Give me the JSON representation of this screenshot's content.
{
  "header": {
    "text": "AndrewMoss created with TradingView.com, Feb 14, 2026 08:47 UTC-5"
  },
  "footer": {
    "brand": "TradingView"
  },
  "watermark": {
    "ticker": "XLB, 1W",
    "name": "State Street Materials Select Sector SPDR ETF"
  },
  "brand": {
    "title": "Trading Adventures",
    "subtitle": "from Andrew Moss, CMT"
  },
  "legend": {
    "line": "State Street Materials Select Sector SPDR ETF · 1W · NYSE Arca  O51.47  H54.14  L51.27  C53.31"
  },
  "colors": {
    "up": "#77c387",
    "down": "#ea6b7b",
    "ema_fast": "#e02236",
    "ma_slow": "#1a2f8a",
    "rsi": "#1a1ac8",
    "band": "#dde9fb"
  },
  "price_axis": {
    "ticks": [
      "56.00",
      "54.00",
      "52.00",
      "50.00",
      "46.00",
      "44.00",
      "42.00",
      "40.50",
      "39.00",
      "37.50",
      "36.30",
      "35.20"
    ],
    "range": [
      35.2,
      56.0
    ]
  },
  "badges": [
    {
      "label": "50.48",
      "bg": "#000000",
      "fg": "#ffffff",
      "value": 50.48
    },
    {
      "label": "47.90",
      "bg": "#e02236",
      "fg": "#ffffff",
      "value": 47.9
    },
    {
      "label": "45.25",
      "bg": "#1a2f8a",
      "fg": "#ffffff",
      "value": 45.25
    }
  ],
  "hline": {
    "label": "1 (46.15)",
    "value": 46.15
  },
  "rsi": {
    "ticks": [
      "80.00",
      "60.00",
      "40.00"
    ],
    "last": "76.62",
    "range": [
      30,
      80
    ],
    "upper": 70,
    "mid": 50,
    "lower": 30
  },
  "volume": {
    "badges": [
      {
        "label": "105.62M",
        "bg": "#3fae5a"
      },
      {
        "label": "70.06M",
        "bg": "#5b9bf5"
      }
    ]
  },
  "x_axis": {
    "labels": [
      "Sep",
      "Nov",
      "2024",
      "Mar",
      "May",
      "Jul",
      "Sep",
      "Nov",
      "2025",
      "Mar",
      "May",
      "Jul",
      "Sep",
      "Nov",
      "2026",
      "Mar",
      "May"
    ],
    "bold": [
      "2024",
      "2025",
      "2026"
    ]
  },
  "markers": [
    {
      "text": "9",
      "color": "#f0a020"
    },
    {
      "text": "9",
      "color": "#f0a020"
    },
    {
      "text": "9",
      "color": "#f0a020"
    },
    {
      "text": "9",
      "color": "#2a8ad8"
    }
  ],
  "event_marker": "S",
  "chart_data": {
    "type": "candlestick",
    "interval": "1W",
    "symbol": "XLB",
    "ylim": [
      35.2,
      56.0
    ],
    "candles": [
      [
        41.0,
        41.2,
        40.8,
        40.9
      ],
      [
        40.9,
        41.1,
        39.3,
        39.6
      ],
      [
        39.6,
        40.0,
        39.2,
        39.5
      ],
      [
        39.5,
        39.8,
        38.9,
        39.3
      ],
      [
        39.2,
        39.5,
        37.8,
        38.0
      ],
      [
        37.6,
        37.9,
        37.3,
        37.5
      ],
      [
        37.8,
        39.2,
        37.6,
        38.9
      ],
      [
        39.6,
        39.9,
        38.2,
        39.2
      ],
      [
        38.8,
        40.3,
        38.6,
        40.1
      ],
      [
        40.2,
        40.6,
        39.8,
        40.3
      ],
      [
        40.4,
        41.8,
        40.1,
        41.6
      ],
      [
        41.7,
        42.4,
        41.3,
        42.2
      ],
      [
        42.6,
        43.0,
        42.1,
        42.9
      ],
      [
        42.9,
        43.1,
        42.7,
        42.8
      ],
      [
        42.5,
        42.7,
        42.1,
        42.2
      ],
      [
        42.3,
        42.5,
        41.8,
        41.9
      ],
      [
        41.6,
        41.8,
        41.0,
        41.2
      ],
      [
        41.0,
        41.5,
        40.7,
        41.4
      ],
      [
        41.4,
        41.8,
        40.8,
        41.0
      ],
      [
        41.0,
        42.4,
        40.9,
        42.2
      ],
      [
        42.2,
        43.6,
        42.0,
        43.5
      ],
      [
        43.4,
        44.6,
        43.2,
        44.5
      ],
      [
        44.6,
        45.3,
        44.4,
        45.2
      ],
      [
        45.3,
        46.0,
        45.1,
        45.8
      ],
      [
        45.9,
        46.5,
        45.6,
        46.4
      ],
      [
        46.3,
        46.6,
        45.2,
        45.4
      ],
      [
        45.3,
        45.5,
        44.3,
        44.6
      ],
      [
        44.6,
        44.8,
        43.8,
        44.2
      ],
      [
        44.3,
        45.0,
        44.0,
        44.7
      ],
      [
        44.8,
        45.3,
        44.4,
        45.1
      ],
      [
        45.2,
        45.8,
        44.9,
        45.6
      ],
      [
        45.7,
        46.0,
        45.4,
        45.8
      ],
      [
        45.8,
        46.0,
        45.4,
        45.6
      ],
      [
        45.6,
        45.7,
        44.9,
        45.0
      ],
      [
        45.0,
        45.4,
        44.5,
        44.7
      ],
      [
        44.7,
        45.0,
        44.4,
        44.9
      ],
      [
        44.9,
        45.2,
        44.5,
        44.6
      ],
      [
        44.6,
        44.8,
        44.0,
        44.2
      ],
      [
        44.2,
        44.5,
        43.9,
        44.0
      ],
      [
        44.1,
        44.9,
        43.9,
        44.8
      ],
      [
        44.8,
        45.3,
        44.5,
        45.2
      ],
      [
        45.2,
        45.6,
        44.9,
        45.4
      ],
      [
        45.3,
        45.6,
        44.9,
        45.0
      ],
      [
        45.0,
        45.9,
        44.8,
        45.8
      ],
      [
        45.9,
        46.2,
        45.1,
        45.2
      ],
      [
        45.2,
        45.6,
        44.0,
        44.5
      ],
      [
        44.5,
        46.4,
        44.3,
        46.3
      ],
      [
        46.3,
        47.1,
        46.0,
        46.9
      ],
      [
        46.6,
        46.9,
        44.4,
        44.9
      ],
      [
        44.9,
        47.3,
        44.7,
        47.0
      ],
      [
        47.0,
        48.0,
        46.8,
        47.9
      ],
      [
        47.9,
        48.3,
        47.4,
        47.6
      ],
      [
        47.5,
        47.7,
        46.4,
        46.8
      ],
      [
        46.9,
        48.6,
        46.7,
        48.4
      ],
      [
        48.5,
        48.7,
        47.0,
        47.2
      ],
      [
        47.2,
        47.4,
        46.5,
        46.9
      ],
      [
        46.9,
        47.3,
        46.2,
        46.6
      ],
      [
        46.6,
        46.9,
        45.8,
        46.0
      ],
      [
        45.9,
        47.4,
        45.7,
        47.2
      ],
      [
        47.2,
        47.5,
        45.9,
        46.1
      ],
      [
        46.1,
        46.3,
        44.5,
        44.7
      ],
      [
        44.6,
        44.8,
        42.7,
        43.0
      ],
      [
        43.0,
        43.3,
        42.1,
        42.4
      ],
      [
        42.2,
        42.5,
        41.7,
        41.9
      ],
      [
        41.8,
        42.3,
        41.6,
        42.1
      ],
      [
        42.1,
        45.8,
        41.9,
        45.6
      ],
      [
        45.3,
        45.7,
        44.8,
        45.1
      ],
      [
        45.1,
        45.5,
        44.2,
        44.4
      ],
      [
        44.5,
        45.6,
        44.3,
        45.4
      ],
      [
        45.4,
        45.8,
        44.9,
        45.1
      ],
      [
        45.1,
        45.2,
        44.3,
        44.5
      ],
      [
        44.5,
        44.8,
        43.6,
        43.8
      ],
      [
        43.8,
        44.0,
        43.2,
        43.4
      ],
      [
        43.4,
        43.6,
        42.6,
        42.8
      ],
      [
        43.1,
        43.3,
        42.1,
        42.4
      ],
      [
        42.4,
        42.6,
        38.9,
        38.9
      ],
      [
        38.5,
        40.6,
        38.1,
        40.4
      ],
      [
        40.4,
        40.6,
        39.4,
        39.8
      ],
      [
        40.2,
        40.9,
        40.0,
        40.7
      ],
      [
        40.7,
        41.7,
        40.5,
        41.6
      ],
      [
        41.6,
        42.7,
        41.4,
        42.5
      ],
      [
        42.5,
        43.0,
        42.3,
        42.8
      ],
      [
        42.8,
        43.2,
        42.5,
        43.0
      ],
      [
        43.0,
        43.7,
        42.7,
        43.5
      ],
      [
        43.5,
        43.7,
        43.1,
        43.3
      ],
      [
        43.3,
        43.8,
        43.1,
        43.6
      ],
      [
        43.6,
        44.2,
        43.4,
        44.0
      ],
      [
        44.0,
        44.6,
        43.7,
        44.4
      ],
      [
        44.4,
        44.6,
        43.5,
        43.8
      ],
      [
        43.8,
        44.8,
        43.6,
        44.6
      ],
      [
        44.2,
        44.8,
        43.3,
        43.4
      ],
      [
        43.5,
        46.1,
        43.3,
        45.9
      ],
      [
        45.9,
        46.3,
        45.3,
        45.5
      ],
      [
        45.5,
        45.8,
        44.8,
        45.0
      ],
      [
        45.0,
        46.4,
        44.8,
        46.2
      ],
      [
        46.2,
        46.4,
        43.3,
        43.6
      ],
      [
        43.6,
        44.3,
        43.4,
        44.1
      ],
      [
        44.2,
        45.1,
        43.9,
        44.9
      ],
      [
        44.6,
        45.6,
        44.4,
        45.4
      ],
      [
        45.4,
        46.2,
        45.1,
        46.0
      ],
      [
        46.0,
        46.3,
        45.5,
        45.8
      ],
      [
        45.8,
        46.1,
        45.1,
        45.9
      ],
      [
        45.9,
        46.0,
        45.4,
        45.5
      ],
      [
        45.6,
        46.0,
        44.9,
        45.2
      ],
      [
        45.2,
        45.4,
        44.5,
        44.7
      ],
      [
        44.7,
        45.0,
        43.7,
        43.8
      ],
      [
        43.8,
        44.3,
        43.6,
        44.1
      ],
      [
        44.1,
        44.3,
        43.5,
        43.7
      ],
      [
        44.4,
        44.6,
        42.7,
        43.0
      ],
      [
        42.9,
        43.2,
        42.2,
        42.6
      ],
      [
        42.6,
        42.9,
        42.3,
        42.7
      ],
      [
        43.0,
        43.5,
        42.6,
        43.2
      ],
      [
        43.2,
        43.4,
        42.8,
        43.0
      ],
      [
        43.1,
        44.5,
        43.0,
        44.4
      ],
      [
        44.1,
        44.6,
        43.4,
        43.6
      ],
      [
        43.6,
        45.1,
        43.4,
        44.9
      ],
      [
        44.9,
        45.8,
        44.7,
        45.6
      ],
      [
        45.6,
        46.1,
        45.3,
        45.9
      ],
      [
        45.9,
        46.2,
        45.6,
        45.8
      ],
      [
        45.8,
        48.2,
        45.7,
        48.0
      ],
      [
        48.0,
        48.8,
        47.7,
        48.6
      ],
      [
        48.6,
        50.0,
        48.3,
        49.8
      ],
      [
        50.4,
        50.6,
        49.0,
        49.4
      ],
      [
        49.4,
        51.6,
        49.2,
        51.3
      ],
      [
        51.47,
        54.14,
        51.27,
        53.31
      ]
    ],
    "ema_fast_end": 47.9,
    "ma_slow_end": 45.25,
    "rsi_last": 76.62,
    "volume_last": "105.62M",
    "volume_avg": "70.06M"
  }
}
********
> [PROBLEM TO SOLVE]: How many of the listing's lines contain "State"? Respond with a single number and nothing else.

> [FULL SOLUTION]: 2